Supplied passage
------

In 2015, it introduced a new line of robots slated to become the company’s future, and it’s going after an entirely new market segment, aspiring to become a global leader in the manufacturing material handling sector. Clearpath aims to leverage increased dependence on automation and robotics, and ride an on-shoring trend that’s bringing manufacturing production back from low-cost jurisdictions to North America.
After two years of development, the robotics innovator has introduced OTTO to the world, it’s first self-driving vehicle for intralogistics and material handling. The vehicles, which now come in two models (OTTO 1500 and OTTO 100), efficiently transport heavy-load materials in industrial and warehouse centres. The purely interconnected setup combines hardware, electrical and software engineering – the new norm in manufactured technologies delivered as a “system” instead of a “product.”
“We’re only scratching the surface with the potential of this technology,” says Simon Drexler, Clearpath’s director of industrial systems. “The future of this technology is to broaden the spectrum of the material handling pie, and the exciting thing about OTTO is that it provides manufacturers with a way to harness real time data that businesses can use to make important operational decisions and make themselves more efficient.”
But OTTO is part of a bigger manufacturing story as companies deal with a wave of operational changes that will require them to increase the adoption of automation technologies. This high-tech robot addresses a number of challenges related to productivity, efficiency and even labour shortages.
Drexler believes material handling is an important place to start when it comes to understanding how a manufacturer operates, how it could improve its efficiency and how productivity could be improved.
“When you automate your material handling activities with a technology such as OTTO and get your hands on real-time data that’s sent to a centralized hub, you have the ability to know everything you need to know about your operation.”
The indoor robots are tough, built with industrial grade components that withstand harsh rigours of industrial environments. A one-piece welded steel frame delivers the strength the vehicles need to move payloads up to 1,500 kilograms at speeds up to two metres per second, with a zero turning radius.
Eight wheels power a passive suspension: four caster type (one at each corner), a support wheel mid-body on each side and two-drive wheels near the centre of the unit. Two coordinated servomotors drive the wheels and allow it to spin at a zero turn radius. Both the 1500 and 100 models (for payloads up to 100 kilograms) are completely configurable and allow the vehicle, powered by a proprietary software package, to drive underneath an object to pick it up, or travel under a cart and move it somewhere else.

------

Source material

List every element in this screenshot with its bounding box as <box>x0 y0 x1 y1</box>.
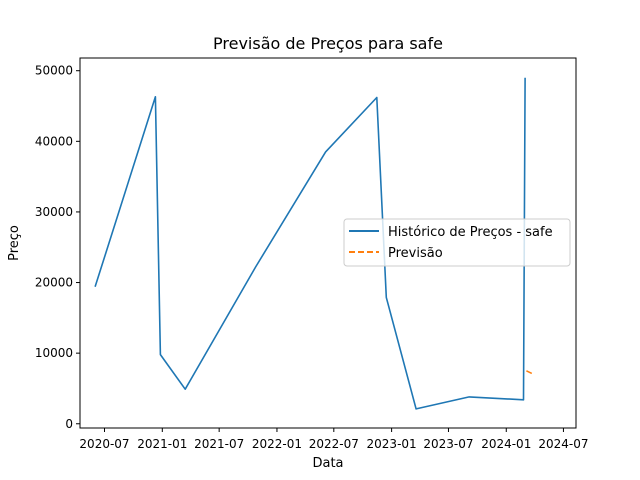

------

What is being asked
Summarize the passage above about Clearpath's OTTO robots in three sentences.

Reply
Clearpath has introduced OTTO, its first self-driving vehicle for intralogistics and material handling, as it pursues a new market segment and aims to benefit from growing automation and the on-shoring of manufacturing to North America. Offered in two models, OTTO 1500 and OTTO 100, the vehicles transport heavy loads in industrial and warehouse centers, and Simon Drexler says they let manufacturers harness real-time data to make operational decisions and become more efficient. Built with industrial grade components and a one-piece welded steel frame, the vehicles can move payloads up to 1,500 kilograms at up to two meters per second with a zero turning radius, and both models are configurable to drive underneath an object or cart to pick it up or move it.